## GIVEN PROBLEM
In the data below, locate each line with the word "它的代码为" and list it.

:: RECORDS FOR THE EXERCISE

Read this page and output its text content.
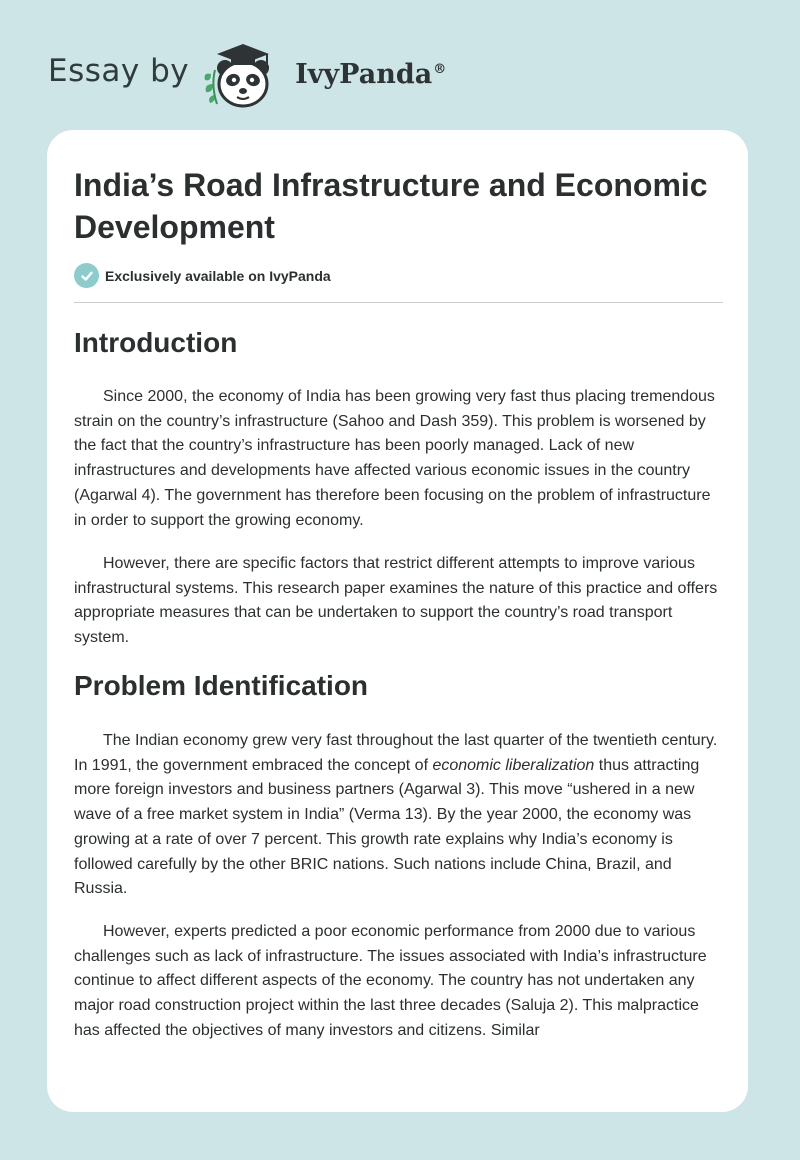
Essay by	IvyPanda®
India’s Road Infrastructure and Economic Development
Exclusively available on IvyPanda
Introduction

Since 2000, the economy of India has been growing very fast thus placing tremendous strain on the country’s infrastructure (Sahoo and Dash 359). This problem is worsened by the fact that the country’s infrastructure has been poorly managed. Lack of new infrastructures and developments have affected various economic issues in the country (Agarwal 4). The government has therefore been focusing on the problem of infrastructure in order to support the growing economy.

However, there are specific factors that restrict different attempts to improve various infrastructural systems. This research paper examines the nature of this practice and offers appropriate measures that can be undertaken to support the country’s road transport system.

Problem Identification

The Indian economy grew very fast throughout the last quarter of the twentieth century. In 1991, the government embraced the concept of economic liberalization thus attracting more foreign investors and business partners (Agarwal 3). This move “ushered in a new wave of a free market system in India” (Verma 13). By the year 2000, the economy was growing at a rate of over 7 percent. This growth rate explains why India’s economy is followed carefully by the other BRIC nations. Such nations include China, Brazil, and Russia.

However, experts predicted a poor economic performance from 2000 due to various challenges such as lack of infrastructure. The issues associated with India’s infrastructure continue to affect different aspects of the economy. The country has not undertaken any major road construction project within the last three decades (Saluja 2). This malpractice has affected the objectives of many investors and citizens. Similar
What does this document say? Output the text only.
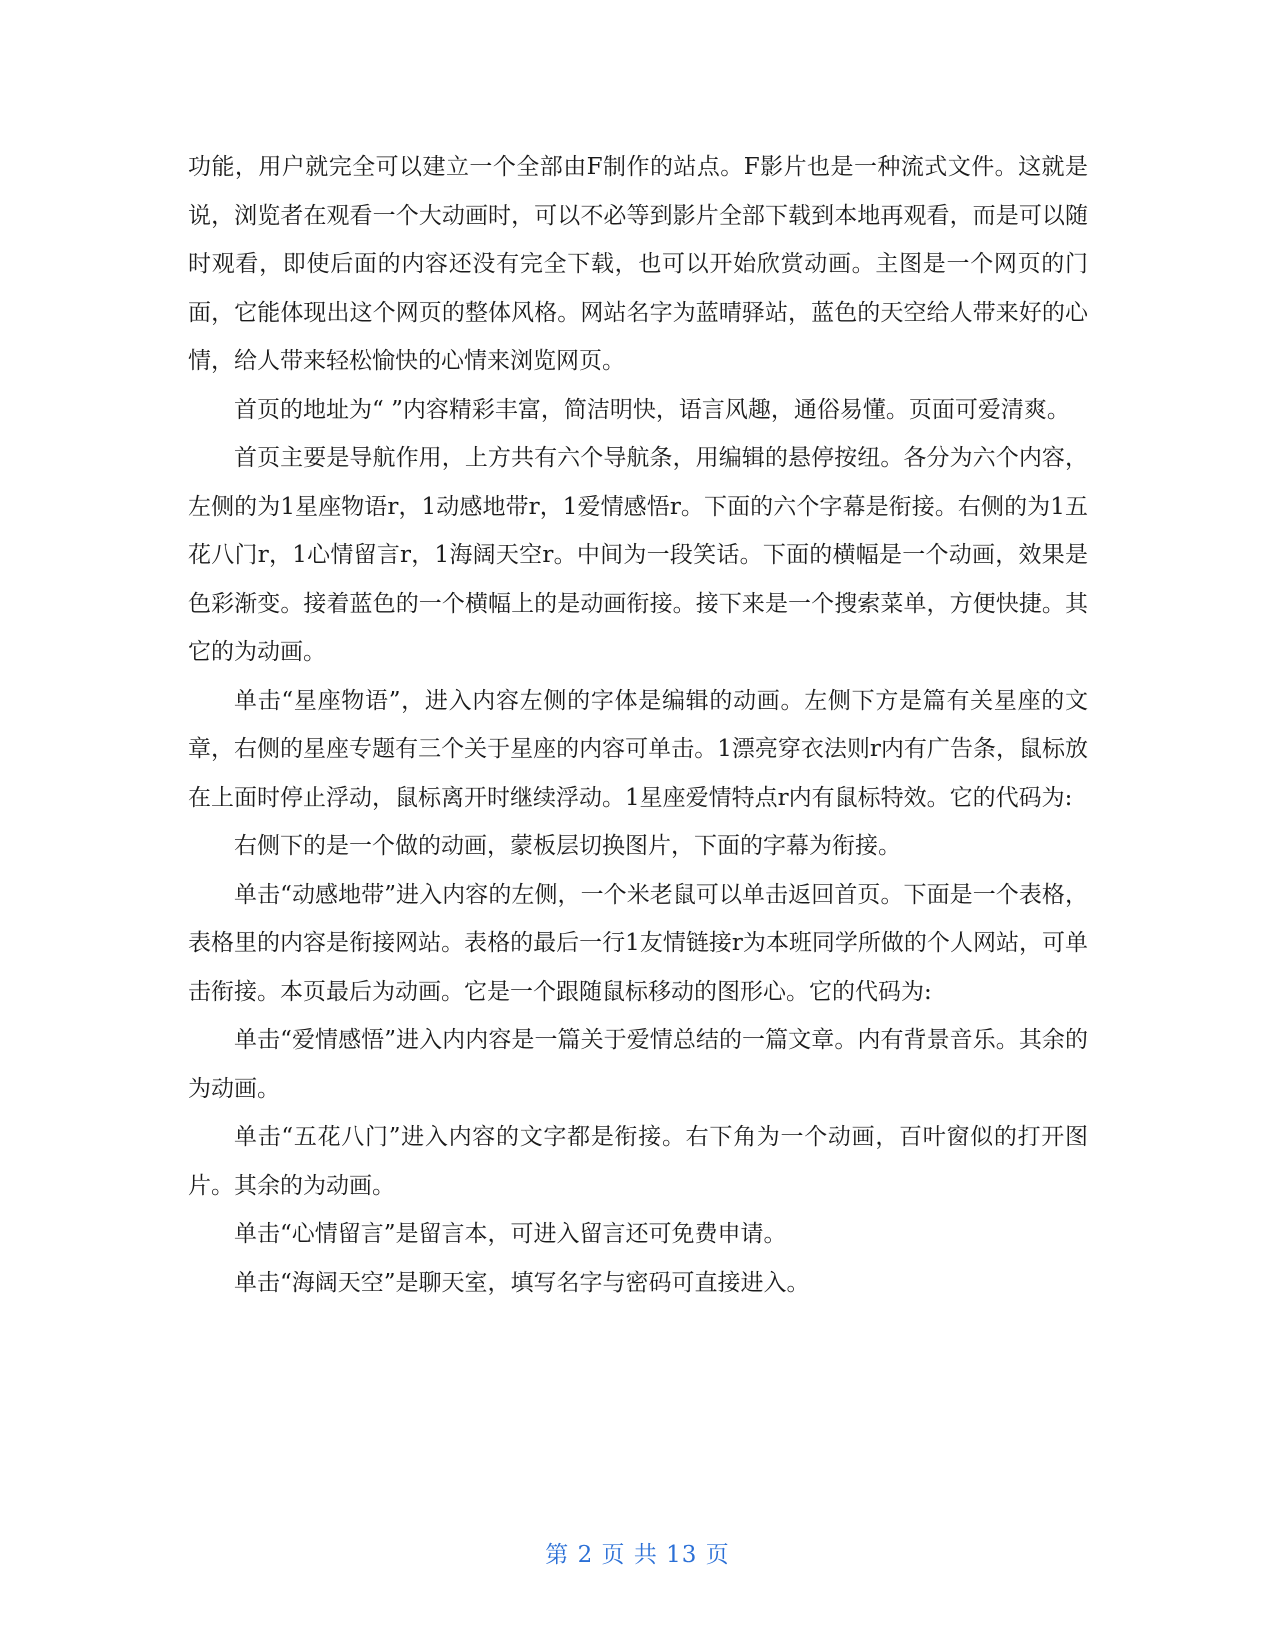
功能，用户就完全可以建立一个全部由F制作的站点。F影片也是一种流式文件。这就是说，浏览者在观看一个大动画时，可以不必等到影片全部下载到本地再观看，而是可以随时观看，即使后面的内容还没有完全下载，也可以开始欣赏动画。主图是一个网页的门面，它能体现出这个网页的整体风格。网站名字为蓝晴驿站，蓝色的天空给人带来好的心情，给人带来轻松愉快的心情来浏览网页。

首页的地址为“ ”内容精彩丰富，简洁明快，语言风趣，通俗易懂。页面可爱清爽。

首页主要是导航作用，上方共有六个导航条，用编辑的悬停按纽。各分为六个内容，左侧的为1星座物语r，1动感地带r，1爱情感悟r。下面的六个字幕是衔接。右侧的为1五花八门r，1心情留言r，1海阔天空r。中间为一段笑话。下面的横幅是一个动画，效果是色彩渐变。接着蓝色的一个横幅上的是动画衔接。接下来是一个搜索菜单，方便快捷。其它的为动画。

单击“星座物语”，进入内容左侧的字体是编辑的动画。左侧下方是篇有关星座的文章，右侧的星座专题有三个关于星座的内容可单击。1漂亮穿衣法则r内有广告条，鼠标放在上面时停止浮动，鼠标离开时继续浮动。1星座爱情特点r内有鼠标特效。它的代码为:

右侧下的是一个做的动画，蒙板层切换图片，下面的字幕为衔接。

单击“动感地带”进入内容的左侧，一个米老鼠可以单击返回首页。下面是一个表格，表格里的内容是衔接网站。表格的最后一行1友情链接r为本班同学所做的个人网站，可单击衔接。本页最后为动画。它是一个跟随鼠标移动的图形心。它的代码为:

单击“爱情感悟”进入内内容是一篇关于爱情总结的一篇文章。内有背景音乐。其余的为动画。

单击“五花八门”进入内容的文字都是衔接。右下角为一个动画，百叶窗似的打开图片。其余的为动画。

单击“心情留言”是留言本，可进入留言还可免费申请。

单击“海阔天空”是聊天室，填写名字与密码可直接进入。

第 2 页 共 13 页
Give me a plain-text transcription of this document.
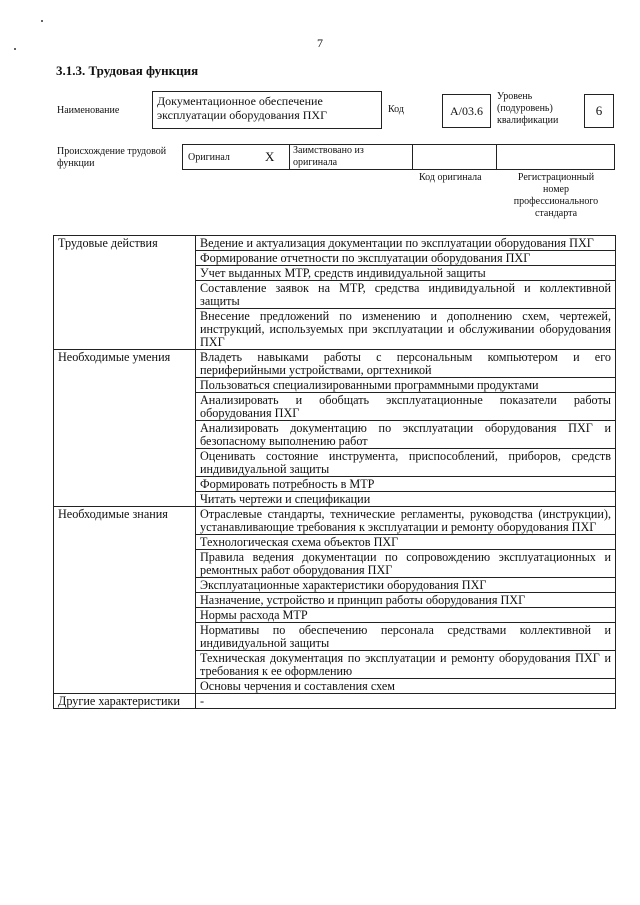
7
3.1.3. Трудовая функция
Наименование
Документационное обеспечение эксплуатации оборудования ПХГ	Код	А/03.6
Уровень (подуровень) квалификации
6
Происхождение трудовой функции
Оригинал	X Заимствовано из оригинала
Код оригинала	Регистрационный номер профессионального стандарта
Трудовые действия	Ведение и актуализация документации по эксплуатации оборудования ПХГ
	Формирование отчетности по эксплуатации оборудования ПХГ
	Учет выданных МТР, средств индивидуальной защиты
	Составление заявок на МТР, средства индивидуальной и коллективной защиты
	Внесение предложений по изменению и дополнению схем, чертежей, инструкций, используемых при эксплуатации и обслуживании оборудования ПХГ
Необходимые умения	Владеть навыками работы с персональным компьютером и его периферийными устройствами, оргтехникой
	Пользоваться специализированными программными продуктами
	Анализировать и обобщать эксплуатационные показатели работы оборудования ПХГ
	Анализировать документацию по эксплуатации оборудования ПХГ и безопасному выполнению работ
	Оценивать состояние инструмента, приспособлений, приборов, средств индивидуальной защиты
	Формировать потребность в МТР
	Читать чертежи и спецификации
Необходимые знания	Отраслевые стандарты, технические регламенты, руководства (инструкции), устанавливающие требования к эксплуатации и ремонту оборудования ПХГ
	Технологическая схема объектов ПХГ
	Правила ведения документации по сопровождению эксплуатационных и ремонтных работ оборудования ПХГ
	Эксплуатационные характеристики оборудования ПХГ
	Назначение, устройство и принцип работы оборудования ПХГ
	Нормы расхода МТР
	Нормативы по обеспечению персонала средствами коллективной и индивидуальной защиты
	Техническая документация по эксплуатации и ремонту оборудования ПХГ и требования к ее оформлению
	Основы черчения и составления схем
Другие характеристики	-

::::

## EXERCISE OUTPUT
单击“星座物语”，进入内容左侧的字体是编辑的动画。左侧下方是篇有关星座的文章，右侧的星座专题有三个关于星座的内容可单击。1漂亮穿衣法则r内有广告条，鼠标放在上面时停止浮动，鼠标离开时继续浮动。1星座爱情特点r内有鼠标特效。它的代码为:
单击“动感地带”进入内容的左侧，一个米老鼠可以单击返回首页。下面是一个表格，表格里的内容是衔接网站。表格的最后一行1友情链接r为本班同学所做的个人网站，可单击衔接。本页最后为动画。它是一个跟随鼠标移动的图形心。它的代码为:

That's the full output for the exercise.